Problem to solve:
Wherever the word "метрологии" appears in the entries, copy the whole line.

[A run of records]
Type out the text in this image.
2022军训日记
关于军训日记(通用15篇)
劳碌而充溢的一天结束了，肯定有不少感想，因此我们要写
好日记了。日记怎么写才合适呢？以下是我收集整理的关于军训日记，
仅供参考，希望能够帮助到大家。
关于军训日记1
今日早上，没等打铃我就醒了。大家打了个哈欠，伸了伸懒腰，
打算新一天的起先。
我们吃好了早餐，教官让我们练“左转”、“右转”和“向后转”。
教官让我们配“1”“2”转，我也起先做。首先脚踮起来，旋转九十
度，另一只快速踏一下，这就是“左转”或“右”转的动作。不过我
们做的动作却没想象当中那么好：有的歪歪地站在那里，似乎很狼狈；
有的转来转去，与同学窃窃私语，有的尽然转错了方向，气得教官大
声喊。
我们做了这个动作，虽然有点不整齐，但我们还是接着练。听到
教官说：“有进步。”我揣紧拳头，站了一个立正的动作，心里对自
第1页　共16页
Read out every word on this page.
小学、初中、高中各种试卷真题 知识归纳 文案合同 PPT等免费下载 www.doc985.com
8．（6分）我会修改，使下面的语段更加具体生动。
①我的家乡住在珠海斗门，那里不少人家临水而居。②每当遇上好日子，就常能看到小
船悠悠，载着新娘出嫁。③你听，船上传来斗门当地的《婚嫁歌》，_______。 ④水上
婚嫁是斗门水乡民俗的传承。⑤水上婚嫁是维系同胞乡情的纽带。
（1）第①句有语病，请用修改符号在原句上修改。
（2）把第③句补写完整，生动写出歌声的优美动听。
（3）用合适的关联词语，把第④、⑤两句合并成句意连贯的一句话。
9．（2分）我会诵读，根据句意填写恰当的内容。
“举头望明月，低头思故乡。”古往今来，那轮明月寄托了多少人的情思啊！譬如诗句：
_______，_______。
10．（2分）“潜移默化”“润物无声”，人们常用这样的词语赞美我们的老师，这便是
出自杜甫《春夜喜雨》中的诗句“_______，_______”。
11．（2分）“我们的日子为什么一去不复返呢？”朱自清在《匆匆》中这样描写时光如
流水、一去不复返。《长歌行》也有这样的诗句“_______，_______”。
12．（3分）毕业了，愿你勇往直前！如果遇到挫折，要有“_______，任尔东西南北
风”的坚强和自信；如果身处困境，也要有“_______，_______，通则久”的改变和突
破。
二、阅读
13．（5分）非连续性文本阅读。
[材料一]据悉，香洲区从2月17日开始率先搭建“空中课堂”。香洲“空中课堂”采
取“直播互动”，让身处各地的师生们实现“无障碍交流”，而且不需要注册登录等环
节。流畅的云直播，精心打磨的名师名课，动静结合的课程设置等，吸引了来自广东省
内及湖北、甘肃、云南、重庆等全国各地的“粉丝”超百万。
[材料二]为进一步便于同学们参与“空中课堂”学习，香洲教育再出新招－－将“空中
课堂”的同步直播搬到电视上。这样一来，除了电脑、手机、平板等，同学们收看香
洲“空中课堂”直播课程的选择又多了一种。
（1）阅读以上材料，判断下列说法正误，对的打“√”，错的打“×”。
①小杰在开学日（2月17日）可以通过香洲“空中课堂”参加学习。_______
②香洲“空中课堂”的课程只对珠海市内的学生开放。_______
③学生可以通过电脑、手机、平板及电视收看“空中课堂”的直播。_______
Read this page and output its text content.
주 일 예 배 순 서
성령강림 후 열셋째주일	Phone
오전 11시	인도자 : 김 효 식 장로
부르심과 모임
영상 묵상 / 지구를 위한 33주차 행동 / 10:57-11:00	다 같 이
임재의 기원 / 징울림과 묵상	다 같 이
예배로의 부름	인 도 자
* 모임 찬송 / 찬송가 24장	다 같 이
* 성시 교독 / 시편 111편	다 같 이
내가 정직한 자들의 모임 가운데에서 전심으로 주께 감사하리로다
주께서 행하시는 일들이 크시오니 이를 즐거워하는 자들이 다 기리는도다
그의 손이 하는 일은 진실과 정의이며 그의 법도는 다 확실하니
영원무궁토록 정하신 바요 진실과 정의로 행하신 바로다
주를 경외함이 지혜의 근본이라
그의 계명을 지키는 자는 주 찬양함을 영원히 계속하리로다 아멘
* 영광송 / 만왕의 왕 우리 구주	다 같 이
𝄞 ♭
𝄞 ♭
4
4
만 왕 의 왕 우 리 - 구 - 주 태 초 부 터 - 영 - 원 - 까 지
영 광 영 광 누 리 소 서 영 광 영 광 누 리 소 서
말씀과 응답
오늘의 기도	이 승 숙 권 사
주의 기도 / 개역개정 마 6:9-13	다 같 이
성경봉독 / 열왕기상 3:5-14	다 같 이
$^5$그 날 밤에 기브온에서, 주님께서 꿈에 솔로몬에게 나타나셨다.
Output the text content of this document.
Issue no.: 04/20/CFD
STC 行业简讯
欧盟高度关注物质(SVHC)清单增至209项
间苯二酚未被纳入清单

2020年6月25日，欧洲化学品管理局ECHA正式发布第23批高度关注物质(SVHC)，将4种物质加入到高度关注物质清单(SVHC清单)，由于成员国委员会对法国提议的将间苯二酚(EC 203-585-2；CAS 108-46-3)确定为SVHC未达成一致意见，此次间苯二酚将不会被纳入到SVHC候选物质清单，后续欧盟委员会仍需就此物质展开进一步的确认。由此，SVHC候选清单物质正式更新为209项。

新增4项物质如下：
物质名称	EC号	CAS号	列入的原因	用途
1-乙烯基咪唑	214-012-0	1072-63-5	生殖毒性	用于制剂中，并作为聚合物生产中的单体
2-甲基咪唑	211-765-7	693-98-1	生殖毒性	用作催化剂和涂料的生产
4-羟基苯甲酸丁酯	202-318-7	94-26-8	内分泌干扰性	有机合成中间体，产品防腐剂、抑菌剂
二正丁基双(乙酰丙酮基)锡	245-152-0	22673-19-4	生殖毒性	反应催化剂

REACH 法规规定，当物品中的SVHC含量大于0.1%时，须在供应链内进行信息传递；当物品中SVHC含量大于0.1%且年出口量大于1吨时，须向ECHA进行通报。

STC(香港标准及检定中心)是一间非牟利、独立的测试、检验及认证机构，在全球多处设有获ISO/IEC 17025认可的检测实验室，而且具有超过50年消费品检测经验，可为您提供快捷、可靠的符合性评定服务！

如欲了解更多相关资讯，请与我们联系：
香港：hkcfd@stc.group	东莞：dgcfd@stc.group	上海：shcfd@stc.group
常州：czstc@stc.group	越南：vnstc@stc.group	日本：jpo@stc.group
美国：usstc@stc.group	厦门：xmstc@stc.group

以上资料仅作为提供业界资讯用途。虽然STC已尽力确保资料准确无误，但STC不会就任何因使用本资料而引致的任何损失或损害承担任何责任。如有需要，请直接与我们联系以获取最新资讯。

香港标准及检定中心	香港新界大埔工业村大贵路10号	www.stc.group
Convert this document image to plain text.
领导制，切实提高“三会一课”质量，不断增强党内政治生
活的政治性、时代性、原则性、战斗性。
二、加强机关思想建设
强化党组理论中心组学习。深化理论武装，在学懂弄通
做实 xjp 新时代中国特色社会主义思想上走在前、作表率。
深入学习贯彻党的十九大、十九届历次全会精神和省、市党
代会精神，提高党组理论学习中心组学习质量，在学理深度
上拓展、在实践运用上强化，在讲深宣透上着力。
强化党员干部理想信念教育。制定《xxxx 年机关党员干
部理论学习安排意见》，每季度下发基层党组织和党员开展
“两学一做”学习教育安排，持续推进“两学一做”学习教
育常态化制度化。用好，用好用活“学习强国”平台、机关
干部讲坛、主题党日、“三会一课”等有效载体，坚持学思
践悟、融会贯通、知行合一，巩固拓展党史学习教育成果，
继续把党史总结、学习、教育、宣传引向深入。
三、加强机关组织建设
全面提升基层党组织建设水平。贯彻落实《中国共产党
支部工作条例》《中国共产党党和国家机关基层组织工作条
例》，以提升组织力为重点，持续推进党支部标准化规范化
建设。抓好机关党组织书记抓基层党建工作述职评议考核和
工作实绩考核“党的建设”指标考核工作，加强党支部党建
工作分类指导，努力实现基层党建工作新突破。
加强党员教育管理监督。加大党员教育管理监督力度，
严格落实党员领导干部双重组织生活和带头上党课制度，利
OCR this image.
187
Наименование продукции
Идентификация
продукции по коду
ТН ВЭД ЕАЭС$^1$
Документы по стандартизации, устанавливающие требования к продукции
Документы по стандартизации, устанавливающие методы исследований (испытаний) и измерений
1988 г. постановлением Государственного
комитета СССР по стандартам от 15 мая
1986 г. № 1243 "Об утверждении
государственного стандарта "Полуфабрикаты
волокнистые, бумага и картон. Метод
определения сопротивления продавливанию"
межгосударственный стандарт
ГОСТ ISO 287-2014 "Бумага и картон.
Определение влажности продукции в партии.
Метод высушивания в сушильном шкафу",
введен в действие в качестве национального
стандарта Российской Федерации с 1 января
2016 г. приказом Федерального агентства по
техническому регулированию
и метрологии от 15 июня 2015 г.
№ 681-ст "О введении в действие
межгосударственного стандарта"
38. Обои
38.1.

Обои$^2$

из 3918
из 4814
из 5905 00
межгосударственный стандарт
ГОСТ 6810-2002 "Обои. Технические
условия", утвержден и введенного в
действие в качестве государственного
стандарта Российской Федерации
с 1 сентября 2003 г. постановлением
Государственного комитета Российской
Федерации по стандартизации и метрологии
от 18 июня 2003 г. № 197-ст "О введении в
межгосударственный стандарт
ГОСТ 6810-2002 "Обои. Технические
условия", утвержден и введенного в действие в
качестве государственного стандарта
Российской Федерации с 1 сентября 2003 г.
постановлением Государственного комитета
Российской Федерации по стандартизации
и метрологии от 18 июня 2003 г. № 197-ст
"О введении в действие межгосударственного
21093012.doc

Output below:
и метрологии от 15 июня 2015 г.
Федерации по стандартизации и метрологии
и метрологии от 18 июня 2003 г. № 197-ст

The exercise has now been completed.